▸ **STATED GOAL**
Repeat every line below exactly, word for word.

▸ **INFORMATION GIVEN**

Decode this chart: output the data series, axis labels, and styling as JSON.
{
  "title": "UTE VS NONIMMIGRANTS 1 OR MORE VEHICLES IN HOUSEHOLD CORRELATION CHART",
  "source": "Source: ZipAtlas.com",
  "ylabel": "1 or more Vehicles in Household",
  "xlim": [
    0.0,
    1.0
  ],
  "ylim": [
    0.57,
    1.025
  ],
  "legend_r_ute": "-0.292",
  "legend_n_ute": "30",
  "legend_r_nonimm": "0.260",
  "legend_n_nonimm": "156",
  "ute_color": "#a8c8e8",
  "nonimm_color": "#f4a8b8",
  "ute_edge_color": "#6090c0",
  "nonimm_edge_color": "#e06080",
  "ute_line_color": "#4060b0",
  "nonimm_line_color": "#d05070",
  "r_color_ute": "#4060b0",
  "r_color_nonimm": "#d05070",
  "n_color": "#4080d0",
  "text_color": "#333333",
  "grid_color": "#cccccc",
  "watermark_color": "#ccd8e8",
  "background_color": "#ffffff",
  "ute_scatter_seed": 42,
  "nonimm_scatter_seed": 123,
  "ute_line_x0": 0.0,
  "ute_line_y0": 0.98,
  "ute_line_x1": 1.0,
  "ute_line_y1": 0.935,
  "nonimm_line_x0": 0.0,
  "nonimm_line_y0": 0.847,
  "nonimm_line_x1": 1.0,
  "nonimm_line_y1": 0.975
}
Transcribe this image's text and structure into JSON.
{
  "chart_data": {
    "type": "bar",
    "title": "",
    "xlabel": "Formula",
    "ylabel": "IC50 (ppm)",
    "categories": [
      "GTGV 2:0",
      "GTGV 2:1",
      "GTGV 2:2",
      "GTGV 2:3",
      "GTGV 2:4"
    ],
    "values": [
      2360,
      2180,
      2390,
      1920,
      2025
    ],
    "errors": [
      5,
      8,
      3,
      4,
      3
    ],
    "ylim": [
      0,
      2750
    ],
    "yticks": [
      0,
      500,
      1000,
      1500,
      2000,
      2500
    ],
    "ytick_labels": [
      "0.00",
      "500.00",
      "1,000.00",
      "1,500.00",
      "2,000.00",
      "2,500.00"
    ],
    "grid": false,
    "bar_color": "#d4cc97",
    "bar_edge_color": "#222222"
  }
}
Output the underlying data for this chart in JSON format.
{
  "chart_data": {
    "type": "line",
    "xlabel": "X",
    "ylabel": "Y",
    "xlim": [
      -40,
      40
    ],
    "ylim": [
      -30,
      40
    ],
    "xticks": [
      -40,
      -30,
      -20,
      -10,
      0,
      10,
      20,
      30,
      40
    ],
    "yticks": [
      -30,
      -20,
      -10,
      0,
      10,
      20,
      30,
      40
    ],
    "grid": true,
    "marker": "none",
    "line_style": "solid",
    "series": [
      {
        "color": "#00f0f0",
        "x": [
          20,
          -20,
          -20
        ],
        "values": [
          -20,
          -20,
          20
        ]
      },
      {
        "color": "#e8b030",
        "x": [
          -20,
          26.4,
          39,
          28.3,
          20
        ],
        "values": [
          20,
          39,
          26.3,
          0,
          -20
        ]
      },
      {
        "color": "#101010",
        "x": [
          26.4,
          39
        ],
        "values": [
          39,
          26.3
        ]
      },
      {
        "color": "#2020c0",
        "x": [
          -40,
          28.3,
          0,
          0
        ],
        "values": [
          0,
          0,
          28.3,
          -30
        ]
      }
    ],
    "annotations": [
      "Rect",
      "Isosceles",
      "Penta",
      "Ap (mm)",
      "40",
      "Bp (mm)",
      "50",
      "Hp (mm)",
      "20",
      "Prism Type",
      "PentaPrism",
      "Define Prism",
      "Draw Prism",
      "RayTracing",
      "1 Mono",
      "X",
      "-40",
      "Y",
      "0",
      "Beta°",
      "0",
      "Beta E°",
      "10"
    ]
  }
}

▸ **THE COMPLETED TASK**
Decode this chart: output the data series, axis labels, and styling as JSON.
{
  "title": "UTE VS NONIMMIGRANTS 1 OR MORE VEHICLES IN HOUSEHOLD CORRELATION CHART",
  "source": "Source: ZipAtlas.com",
  "ylabel": "1 or more Vehicles in Household",
  "xlim": [
    0.0,
    1.0
  ],
  "ylim": [
    0.57,
    1.025
  ],
  "legend_r_ute": "-0.292",
  "legend_n_ute": "30",
  "legend_r_nonimm": "0.260",
  "legend_n_nonimm": "156",
  "ute_color": "#a8c8e8",
  "nonimm_color": "#f4a8b8",
  "ute_edge_color": "#6090c0",
  "nonimm_edge_color": "#e06080",
  "ute_line_color": "#4060b0",
  "nonimm_line_color": "#d05070",
  "r_color_ute": "#4060b0",
  "r_color_nonimm": "#d05070",
  "n_color": "#4080d0",
  "text_color": "#333333",
  "grid_color": "#cccccc",
  "watermark_color": "#ccd8e8",
  "background_color": "#ffffff",
  "ute_scatter_seed": 42,
  "nonimm_scatter_seed": 123,
  "ute_line_x0": 0.0,
  "ute_line_y0": 0.98,
  "ute_line_x1": 1.0,
  "ute_line_y1": 0.935,
  "nonimm_line_x0": 0.0,
  "nonimm_line_y0": 0.847,
  "nonimm_line_x1": 1.0,
  "nonimm_line_y1": 0.975
}
Transcribe this image's text and structure into JSON.
{
  "chart_data": {
    "type": "bar",
    "title": "",
    "xlabel": "Formula",
    "ylabel": "IC50 (ppm)",
    "categories": [
      "GTGV 2:0",
      "GTGV 2:1",
      "GTGV 2:2",
      "GTGV 2:3",
      "GTGV 2:4"
    ],
    "values": [
      2360,
      2180,
      2390,
      1920,
      2025
    ],
    "errors": [
      5,
      8,
      3,
      4,
      3
    ],
    "ylim": [
      0,
      2750
    ],
    "yticks": [
      0,
      500,
      1000,
      1500,
      2000,
      2500
    ],
    "ytick_labels": [
      "0.00",
      "500.00",
      "1,000.00",
      "1,500.00",
      "2,000.00",
      "2,500.00"
    ],
    "grid": false,
    "bar_color": "#d4cc97",
    "bar_edge_color": "#222222"
  }
}
Output the underlying data for this chart in JSON format.
{
  "chart_data": {
    "type": "line",
    "xlabel": "X",
    "ylabel": "Y",
    "xlim": [
      -40,
      40
    ],
    "ylim": [
      -30,
      40
    ],
    "xticks": [
      -40,
      -30,
      -20,
      -10,
      0,
      10,
      20,
      30,
      40
    ],
    "yticks": [
      -30,
      -20,
      -10,
      0,
      10,
      20,
      30,
      40
    ],
    "grid": true,
    "marker": "none",
    "line_style": "solid",
    "series": [
      {
        "color": "#00f0f0",
        "x": [
          20,
          -20,
          -20
        ],
        "values": [
          -20,
          -20,
          20
        ]
      },
      {
        "color": "#e8b030",
        "x": [
          -20,
          26.4,
          39,
          28.3,
          20
        ],
        "values": [
          20,
          39,
          26.3,
          0,
          -20
        ]
      },
      {
        "color": "#101010",
        "x": [
          26.4,
          39
        ],
        "values": [
          39,
          26.3
        ]
      },
      {
        "color": "#2020c0",
        "x": [
          -40,
          28.3,
          0,
          0
        ],
        "values": [
          0,
          0,
          28.3,
          -30
        ]
      }
    ],
    "annotations": [
      "Rect",
      "Isosceles",
      "Penta",
      "Ap (mm)",
      "40",
      "Bp (mm)",
      "50",
      "Hp (mm)",
      "20",
      "Prism Type",
      "PentaPrism",
      "Define Prism",
      "Draw Prism",
      "RayTracing",
      "1 Mono",
      "X",
      "-40",
      "Y",
      "0",
      "Beta°",
      "0",
      "Beta E°",
      "10"
    ]
  }
}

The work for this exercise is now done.